#### WORK INSTRUCTIONS:
Pull out every line of the listing below where "this" appears.

Data records

□ □ □ □ □

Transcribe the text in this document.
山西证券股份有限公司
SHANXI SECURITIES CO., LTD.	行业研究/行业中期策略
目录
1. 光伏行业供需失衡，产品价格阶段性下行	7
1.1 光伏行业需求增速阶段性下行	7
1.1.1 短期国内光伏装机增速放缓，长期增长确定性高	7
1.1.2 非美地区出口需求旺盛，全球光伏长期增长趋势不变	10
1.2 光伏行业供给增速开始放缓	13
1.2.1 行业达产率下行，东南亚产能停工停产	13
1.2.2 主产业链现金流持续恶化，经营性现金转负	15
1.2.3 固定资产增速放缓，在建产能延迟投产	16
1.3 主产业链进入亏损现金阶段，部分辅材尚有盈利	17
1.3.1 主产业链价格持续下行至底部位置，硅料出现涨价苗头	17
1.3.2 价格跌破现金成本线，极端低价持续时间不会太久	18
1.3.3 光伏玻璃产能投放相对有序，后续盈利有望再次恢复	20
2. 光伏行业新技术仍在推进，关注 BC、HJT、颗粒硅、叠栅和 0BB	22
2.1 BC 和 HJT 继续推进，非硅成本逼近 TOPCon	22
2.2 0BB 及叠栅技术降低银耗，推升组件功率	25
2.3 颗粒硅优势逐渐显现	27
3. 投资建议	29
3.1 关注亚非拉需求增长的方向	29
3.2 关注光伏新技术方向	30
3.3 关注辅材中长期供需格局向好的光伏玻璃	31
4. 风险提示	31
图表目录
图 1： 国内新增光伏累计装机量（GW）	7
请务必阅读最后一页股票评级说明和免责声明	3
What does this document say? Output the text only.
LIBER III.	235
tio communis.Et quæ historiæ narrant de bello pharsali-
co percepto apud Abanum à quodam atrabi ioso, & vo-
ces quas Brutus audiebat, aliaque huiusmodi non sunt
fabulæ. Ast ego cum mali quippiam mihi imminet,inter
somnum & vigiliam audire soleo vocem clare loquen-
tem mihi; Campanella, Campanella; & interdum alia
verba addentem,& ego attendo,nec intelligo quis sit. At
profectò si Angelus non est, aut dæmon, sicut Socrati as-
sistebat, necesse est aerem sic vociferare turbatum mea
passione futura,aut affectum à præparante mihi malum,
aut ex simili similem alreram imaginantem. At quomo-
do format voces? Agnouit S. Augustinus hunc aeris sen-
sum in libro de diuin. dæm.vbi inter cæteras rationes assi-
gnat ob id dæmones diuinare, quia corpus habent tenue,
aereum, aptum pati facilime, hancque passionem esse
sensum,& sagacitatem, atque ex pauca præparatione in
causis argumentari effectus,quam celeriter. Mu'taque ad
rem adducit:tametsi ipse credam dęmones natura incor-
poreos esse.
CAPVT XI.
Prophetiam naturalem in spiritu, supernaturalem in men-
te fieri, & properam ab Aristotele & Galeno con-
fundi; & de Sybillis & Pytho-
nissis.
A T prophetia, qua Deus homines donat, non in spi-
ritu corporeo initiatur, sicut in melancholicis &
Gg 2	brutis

□ □ □ □ □

#### COMPLETED TASK:
Transcribe the text in this document.
What does this document say? Output the text only.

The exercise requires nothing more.